> **Supplied text**:
* start *

A copy of these text messages were entered into evidence. In these texts, Jane tells Karen to come pick her up, stating "He kissed me," "It's just us," "Please hurry," "I don't know what to do," "He doesn't know I'm texting you," "Just stay with me[,] Till my mom comes," and "Hurry[,] He wants me to leave with him."
In the Sexual Abuse Nurse Examiner's (SANE) Report entered into evidence, Jane reported that Guner "turned [her] face and stuck his tongue in [her] mouth," when they were first sitting at the restaurant booth. After Guner "locked the front door," Guner began kissing her again and "lifted [her] shirt and started kissing [her] breast." The SANE Report also details how Jane left the restaurant and ran to the store nearby, where she told a female employee that "my boss had just raped me." At the close of evidence, a jury returned a verdict of guilty and sentenced Guner to eight years' imprisonment. This appeal followed.
II. Sufficiency of the Evidence
By his first issue, Guner argues that the evidence was legally insufficient to establish that he committed sexual assault "by physical force or violence," as charged in the indictment. Pointing to the language of the sexual assault statute, which allows sexual assault to be proven by either "physical force, violence, or coercion," Guner argues that the evidence against him is insufficient as charged because, at most, he is guilty of sexual assault by coercion, which was not one of the alternatives charged in the indictment. See Tex. Penal Code Ann. § 1.07(a)(9) (defining "coercion" as a "threat, however communicated," to "commit an offense," "to inflict bodily injury in the future on the person threatened or another," "to accuse a person of any offense," "to expose a person to hatred, contempt, or ridicule," "to harm the credit or business repute of any person," or "to take or withhold action as a public servant, or to cause a public servant to take or withhold action").

* end *

> **Directive**: Retype the entire court opinion excerpt word for word.

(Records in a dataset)
* start *

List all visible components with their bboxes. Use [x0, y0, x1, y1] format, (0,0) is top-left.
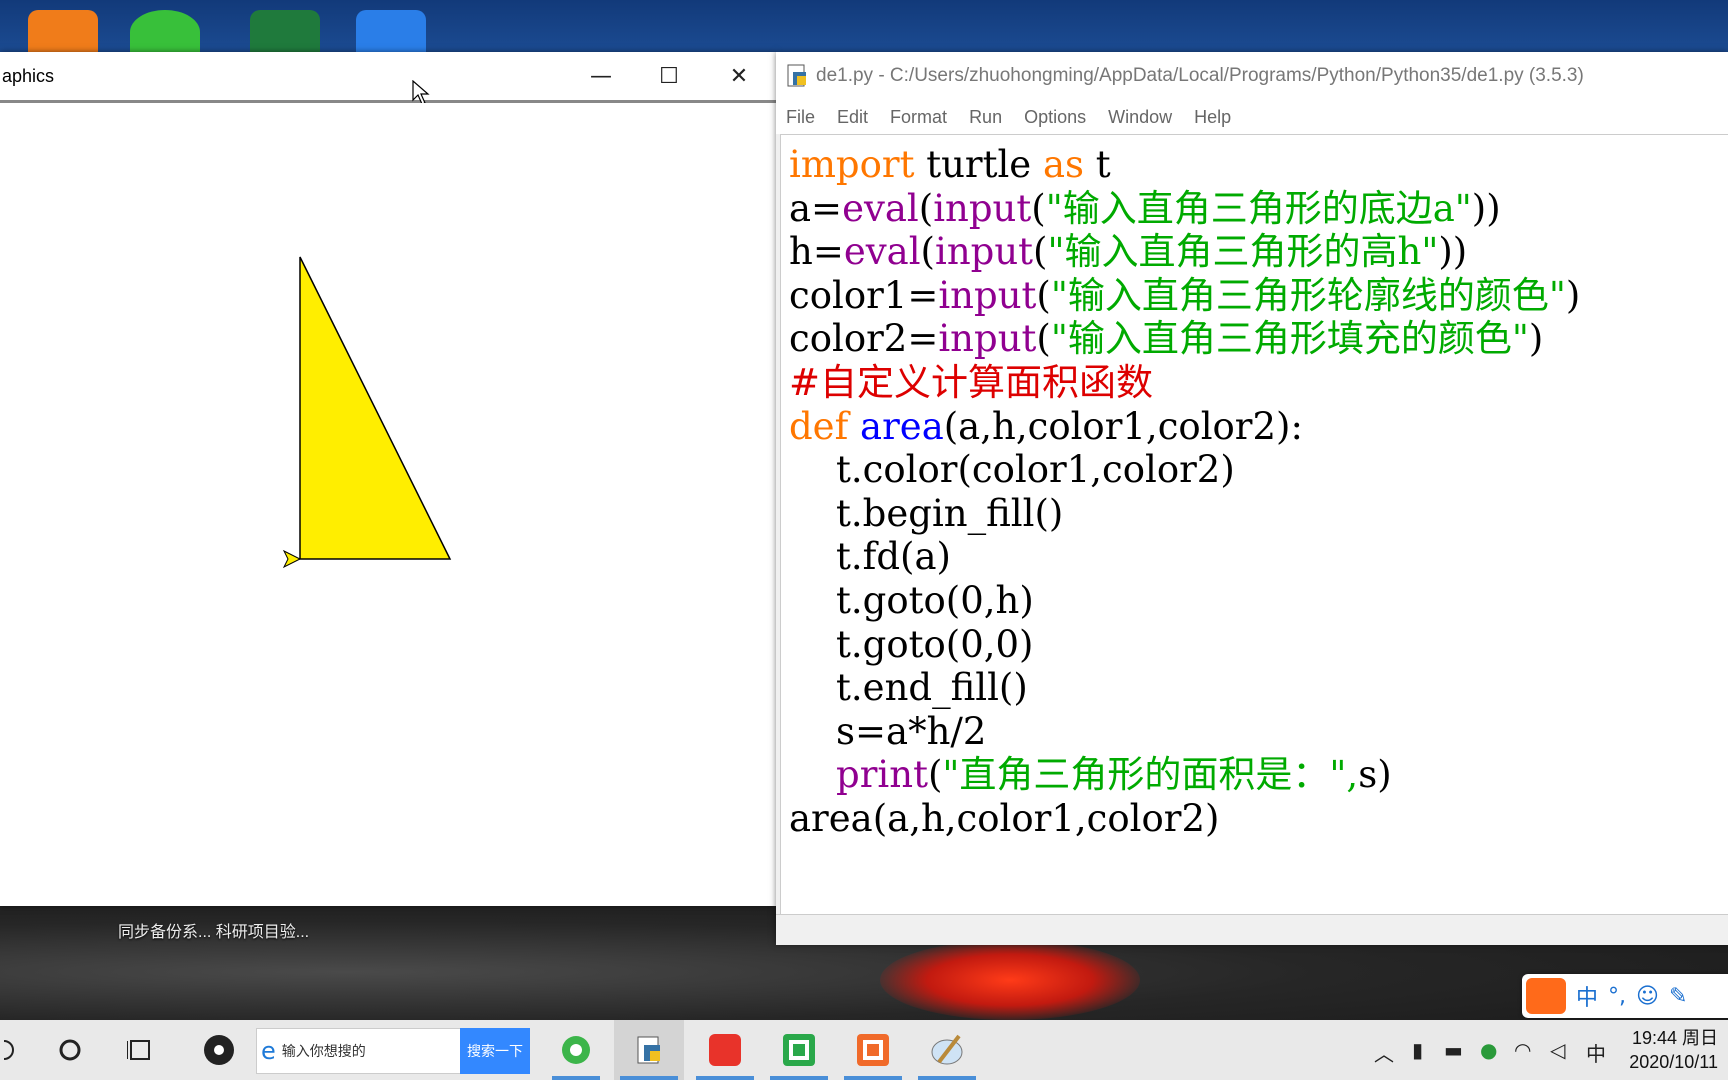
desktop-icon-caption: 同步备份系... 科研项目验... — [118, 924, 310, 941]
cortana-icon[interactable] — [48, 1020, 92, 1080]
menu-help[interactable]: Help — [1194, 107, 1231, 128]
idle-status-bar — [776, 914, 1728, 945]
graphics-title-bar[interactable]: aphics — ☐ ✕ — [0, 52, 776, 105]
task-view-icon[interactable] — [118, 1020, 162, 1080]
ime-emoji-button[interactable]: ☺ — [1636, 984, 1659, 1009]
wifi-icon[interactable]: ◠ — [1514, 1038, 1531, 1062]
turtle-graphics-window[interactable]: aphics — ☐ ✕ — [0, 52, 776, 906]
search-box[interactable]: e 输入你想搜的 — [256, 1028, 462, 1074]
close-button[interactable]: ✕ — [706, 52, 772, 100]
ie-browser-icon[interactable] — [546, 1020, 606, 1080]
source-code[interactable]: import turtle as t a=eval(input("输入直角三角形… — [781, 135, 1728, 841]
search-button[interactable]: 搜索一下 — [460, 1028, 530, 1074]
menu-options[interactable]: Options — [1024, 107, 1086, 128]
desktop-lava — [880, 940, 1140, 1020]
minimize-button[interactable]: — — [568, 52, 634, 100]
ime-indicator[interactable]: 中 — [1586, 1038, 1606, 1067]
start-button[interactable] — [0, 1020, 20, 1080]
system-clock[interactable]: 19:44 周日 2020/10/11 — [1629, 1026, 1718, 1074]
sogou-logo-icon — [1526, 978, 1566, 1014]
idle-menu-bar: File Edit Format Run Options Window Help — [776, 100, 1728, 134]
green-c-app-icon[interactable] — [764, 1020, 834, 1080]
search-placeholder: 输入你想搜的 — [281, 1044, 366, 1060]
python-file-icon — [786, 64, 808, 88]
ime-toolbar[interactable]: 中 °, ☺ ✎ — [1522, 974, 1728, 1018]
youdao-dict-icon[interactable] — [690, 1020, 760, 1080]
clock-date: 2020/10/11 — [1629, 1052, 1718, 1072]
paint-app-icon[interactable] — [912, 1020, 982, 1080]
menu-format[interactable]: Format — [890, 107, 947, 128]
turtle-drawing — [282, 256, 452, 569]
ime-tool-button[interactable]: ✎ — [1669, 984, 1687, 1009]
idle-editor-window[interactable]: de1.py - C:/Users/zhuohongming/AppData/L… — [776, 52, 1728, 945]
graphics-window-title: aphics — [2, 65, 55, 86]
clock-time: 19:44 周日 — [1631, 1028, 1718, 1048]
ime-language-toggle[interactable]: 中 — [1576, 980, 1598, 1012]
volume-icon[interactable]: ◁ — [1550, 1038, 1565, 1062]
filled-right-triangle — [299, 256, 452, 560]
menu-window[interactable]: Window — [1108, 107, 1172, 128]
menu-edit[interactable]: Edit — [837, 107, 868, 128]
taskbar: e 输入你想搜的 搜索一下 ︿ ▮ ▬ ● ◠ ◁ 中 19:44 周日 202… — [0, 1020, 1728, 1080]
ie-search-icon: e — [261, 1037, 276, 1065]
maximize-button[interactable]: ☐ — [636, 52, 702, 100]
turtle-canvas[interactable] — [0, 103, 776, 906]
orange-c-app-icon[interactable] — [838, 1020, 908, 1080]
scratch-desktop-icon[interactable] — [28, 10, 98, 54]
wechat-desktop-icon[interactable] — [130, 10, 200, 54]
pinwheel-app-icon[interactable] — [194, 1020, 244, 1080]
menu-file[interactable]: File — [786, 107, 815, 128]
excel-desktop-icon[interactable] — [250, 10, 320, 54]
battery-icon[interactable]: ▬ — [1444, 1038, 1463, 1062]
app-desktop-icon[interactable] — [356, 10, 426, 54]
turtle-cursor-icon — [282, 549, 302, 569]
security-shield-icon[interactable]: ● — [1480, 1038, 1497, 1062]
menu-run[interactable]: Run — [969, 107, 1002, 128]
microphone-icon[interactable]: ▮ — [1412, 1038, 1423, 1062]
ime-punct-toggle[interactable]: °, — [1608, 984, 1626, 1009]
python-idle-task-icon[interactable] — [614, 1020, 684, 1080]
code-editor[interactable]: import turtle as t a=eval(input("输入直角三角形… — [780, 134, 1728, 917]
idle-window-title: de1.py - C:/Users/zhuohongming/AppData/L… — [816, 65, 1584, 86]
tray-chevron-up-icon[interactable]: ︿ — [1374, 1038, 1394, 1067]
idle-title-bar[interactable]: de1.py - C:/Users/zhuohongming/AppData/L… — [776, 52, 1728, 100]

* end *

> **Response to the task**:
A copy of these text messages were entered into evidence. In these texts, Jane tells Karen to come pick her up, stating "He kissed me," "It's just us," "Please hurry," "I don't know what to do," "He doesn't know I'm texting you," "Just stay with me[,] Till my mom comes," and "Hurry[,] He wants me to leave with him."
In the Sexual Abuse Nurse Examiner's (SANE) Report entered into evidence, Jane reported that Guner "turned [her] face and stuck his tongue in [her] mouth," when they were first sitting at the restaurant booth. After Guner "locked the front door," Guner began kissing her again and "lifted [her] shirt and started kissing [her] breast." The SANE Report also details how Jane left the restaurant and ran to the store nearby, where she told a female employee that "my boss had just raped me." At the close of evidence, a jury returned a verdict of guilty and sentenced Guner to eight years' imprisonment. This appeal followed.
II. Sufficiency of the Evidence
By his first issue, Guner argues that the evidence was legally insufficient to establish that he committed sexual assault "by physical force or violence," as charged in the indictment. Pointing to the language of the sexual assault statute, which allows sexual assault to be proven by either "physical force, violence, or coercion," Guner argues that the evidence against him is insufficient as charged because, at most, he is guilty of sexual assault by coercion, which was not one of the alternatives charged in the indictment. See Tex. Penal Code Ann. § 1.07(a)(9) (defining "coercion" as a "threat, however communicated," to "commit an offense," "to inflict bodily injury in the future on the person threatened or another," "to accuse a person of any offense," "to expose a person to hatred, contempt, or ridicule," "to harm the credit or business repute of any person," or "to take or withhold action as a public servant, or to cause a public servant to take or withhold action").